To do> Below are the records; copy each line in them that holds the word "heading".

Supplied data>

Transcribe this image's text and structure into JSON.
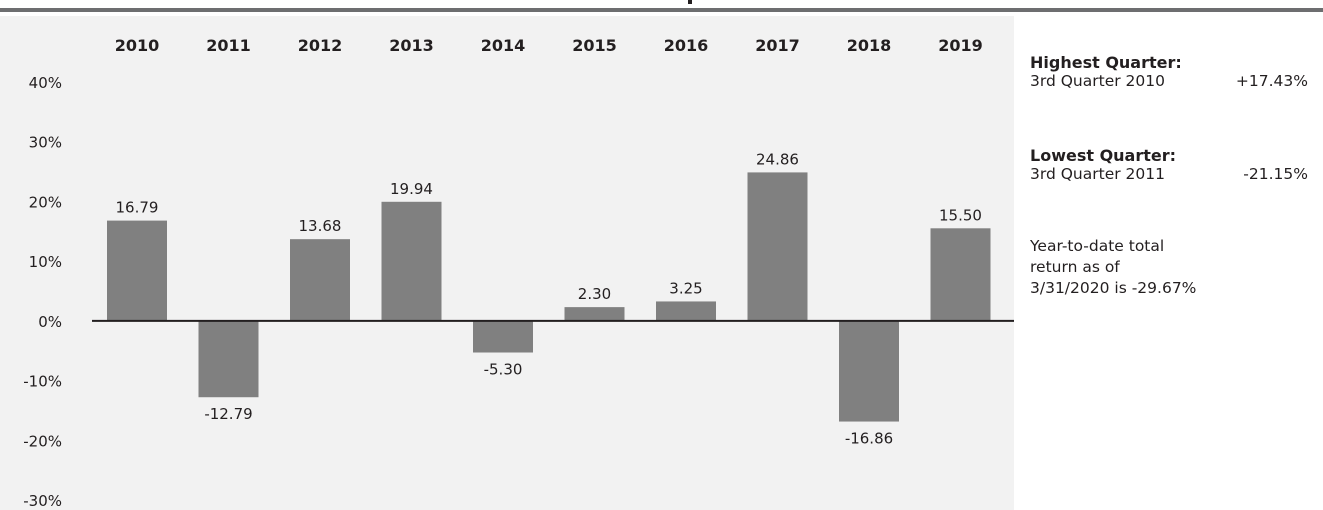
{
  "chart_data": {
    "type": "bar",
    "categories": [
      "2010",
      "2011",
      "2012",
      "2013",
      "2014",
      "2015",
      "2016",
      "2017",
      "2018",
      "2019"
    ],
    "values": [
      16.79,
      -12.79,
      13.68,
      19.94,
      -5.3,
      2.3,
      3.25,
      24.86,
      -16.86,
      15.5
    ],
    "value_labels": [
      "16.79",
      "-12.79",
      "13.68",
      "19.94",
      "-5.30",
      "2.30",
      "3.25",
      "24.86",
      "-16.86",
      "15.50"
    ],
    "y_ticks": [
      40,
      30,
      20,
      10,
      0,
      -10,
      -20,
      -30
    ],
    "y_tick_labels": [
      "40%",
      "30%",
      "20%",
      "10%",
      "0%",
      "-10%",
      "-20%",
      "-30%"
    ],
    "ylim": [
      -30,
      40
    ],
    "category_axis_position": "top",
    "grid": false,
    "title": "",
    "xlabel": "",
    "ylabel": ""
  },
  "colors": {
    "bar": "#808080",
    "plot_background": "#f2f2f2",
    "zero_line": "#231f20",
    "top_rule": "#6d6e70",
    "text": "#231f20"
  },
  "sidebar": {
    "highest": {
      "heading": "Highest Quarter:",
      "period": "3rd Quarter 2010",
      "value": "+17.43%"
    },
    "lowest": {
      "heading": "Lowest Quarter:",
      "period": "3rd Quarter 2011",
      "value": "-21.15%"
    },
    "ytd": {
      "line1": "Year-to-date total",
      "line2": "return as of",
      "line3": "3/31/2020 is -29.67%"
    }
  }
}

Task answer>
      "heading": "Highest Quarter:",
      "heading": "Lowest Quarter:",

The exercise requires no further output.